Repeat the records below exactly, leaving out every picture.

Some records:
● ● ● ●
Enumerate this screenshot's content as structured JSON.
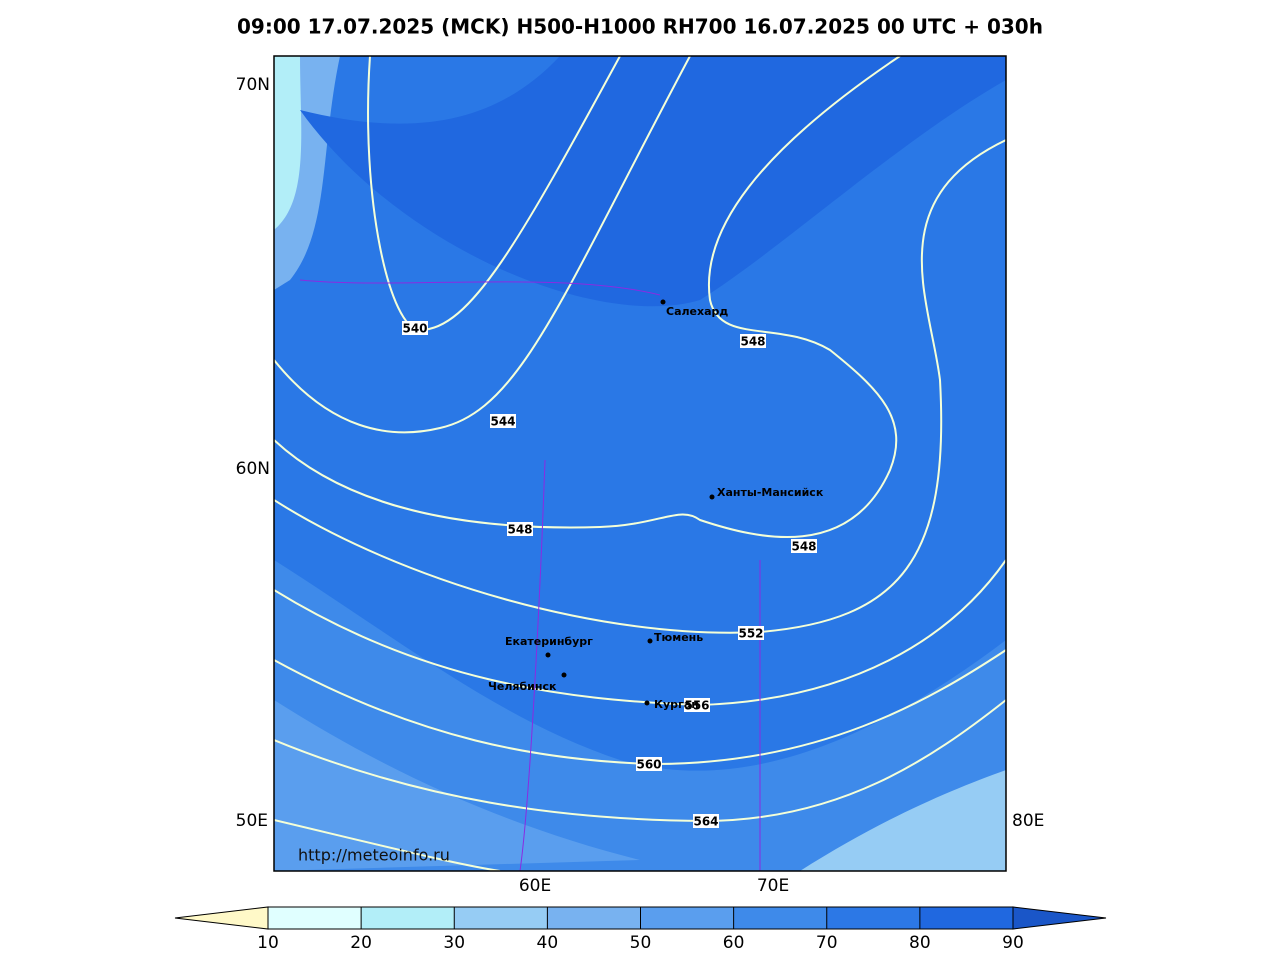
{
  "title": "09:00 17.07.2025 (MCK) H500-H1000 RH700 16.07.2025 00 UTC + 030h",
  "grid_labels": [
    "70N",
    "60N",
    "50E",
    "80E",
    "60E",
    "70E"
  ],
  "contour_labels": [
    540,
    544,
    548,
    548,
    548,
    552,
    556,
    560,
    564
  ],
  "cities": [
    "Салехард",
    "Ханты-Мансийск",
    "Екатеринбург",
    "Тюмень",
    "Челябинск",
    "Курган"
  ],
  "url": "http://meteoinfo.ru",
  "colorbar": {
    "ticks": [
      10,
      20,
      30,
      40,
      50,
      60,
      70,
      80,
      90
    ],
    "colors": [
      "#fff9c8",
      "#e0ffff",
      "#b2eef8",
      "#96ccf4",
      "#78b2f0",
      "#5a9eee",
      "#3e8aea",
      "#2c78e6",
      "#2068e0",
      "#1a56c8"
    ]
  }
}
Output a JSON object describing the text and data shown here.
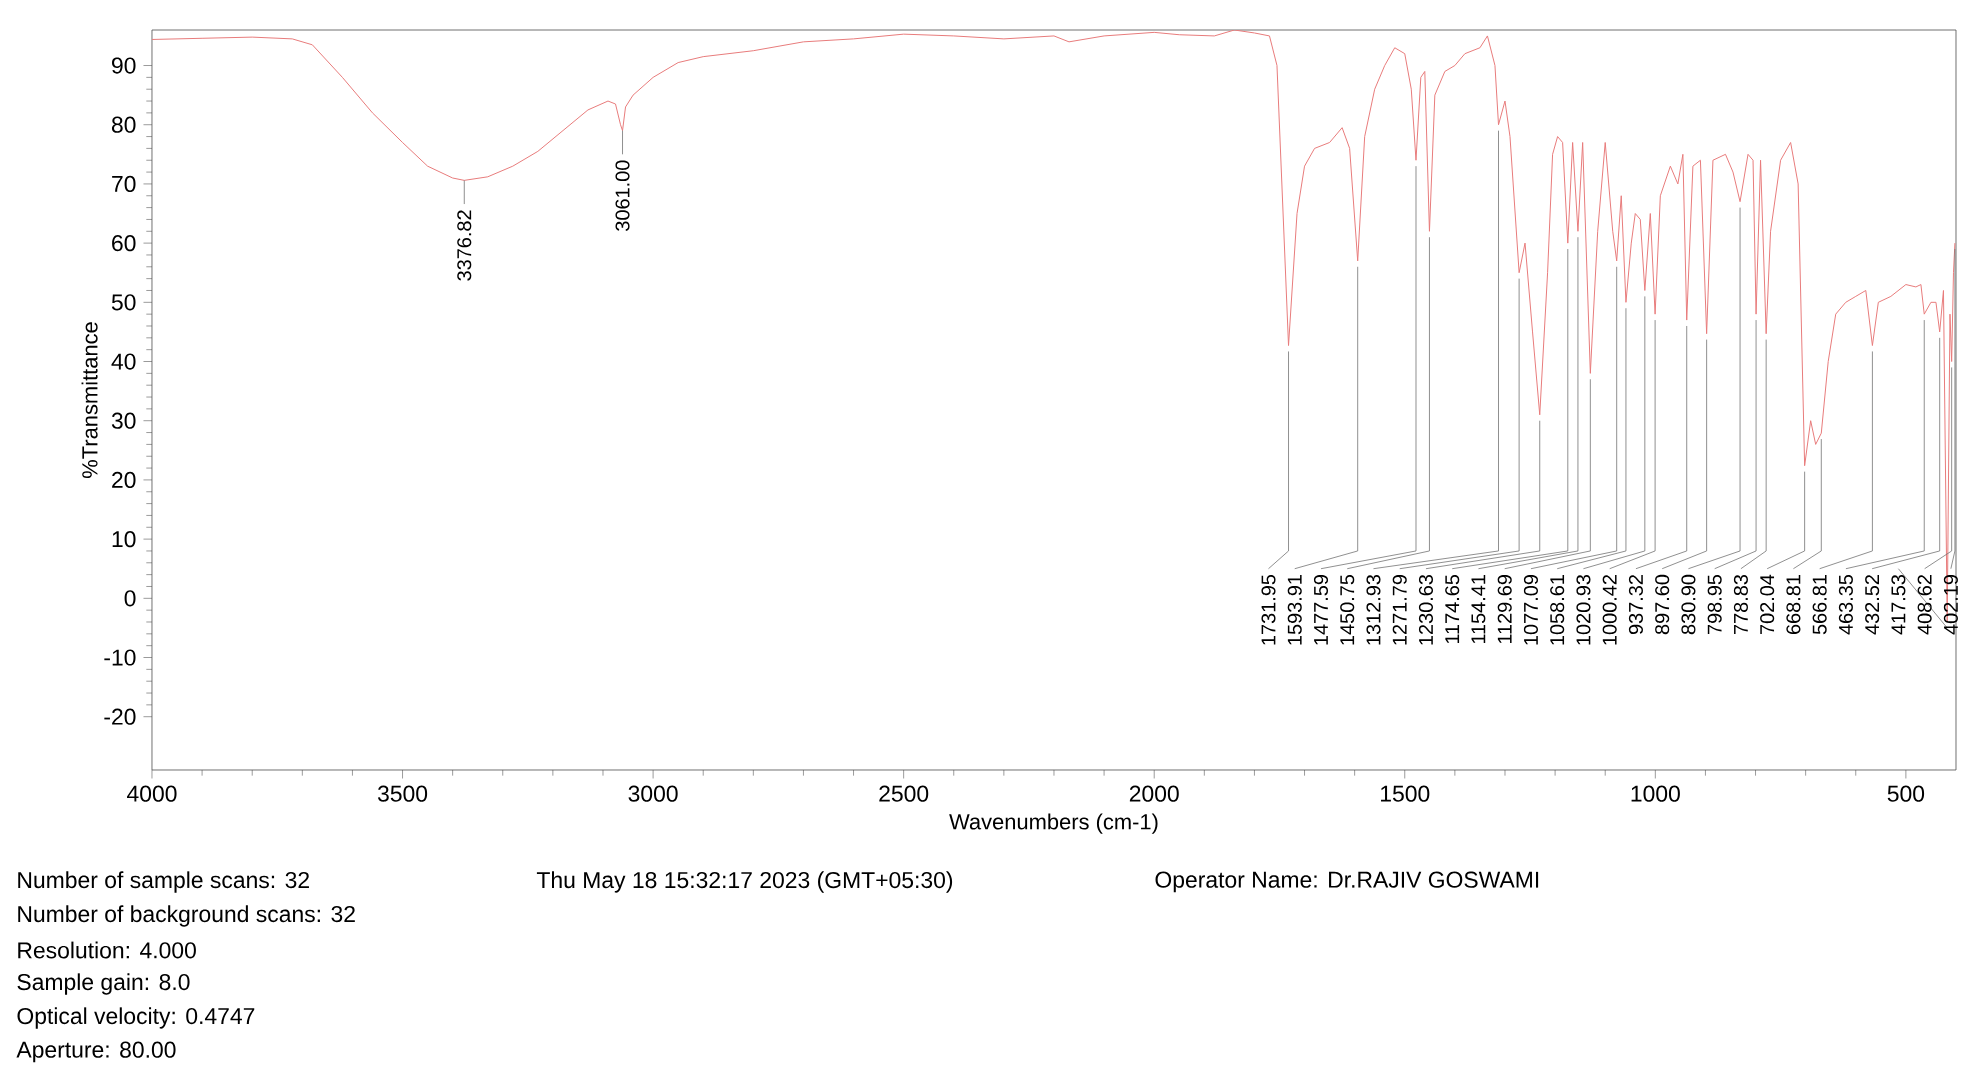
● ● ● ●
SOLVED PROBLEM:
Enumerate this screenshot's content as structured JSON.
{
  "title": "09:00 17.07.2025 (MCK) H500-H1000 RH700 16.07.2025 00 UTC + 030h",
  "grid_labels": [
    "70N",
    "60N",
    "50E",
    "80E",
    "60E",
    "70E"
  ],
  "contour_labels": [
    540,
    544,
    548,
    548,
    548,
    552,
    556,
    560,
    564
  ],
  "cities": [
    "Салехард",
    "Ханты-Мансийск",
    "Екатеринбург",
    "Тюмень",
    "Челябинск",
    "Курган"
  ],
  "url": "http://meteoinfo.ru",
  "colorbar": {
    "ticks": [
      10,
      20,
      30,
      40,
      50,
      60,
      70,
      80,
      90
    ],
    "colors": [
      "#fff9c8",
      "#e0ffff",
      "#b2eef8",
      "#96ccf4",
      "#78b2f0",
      "#5a9eee",
      "#3e8aea",
      "#2c78e6",
      "#2068e0",
      "#1a56c8"
    ]
  }
}
Output a JSON object describing the text and data shown here.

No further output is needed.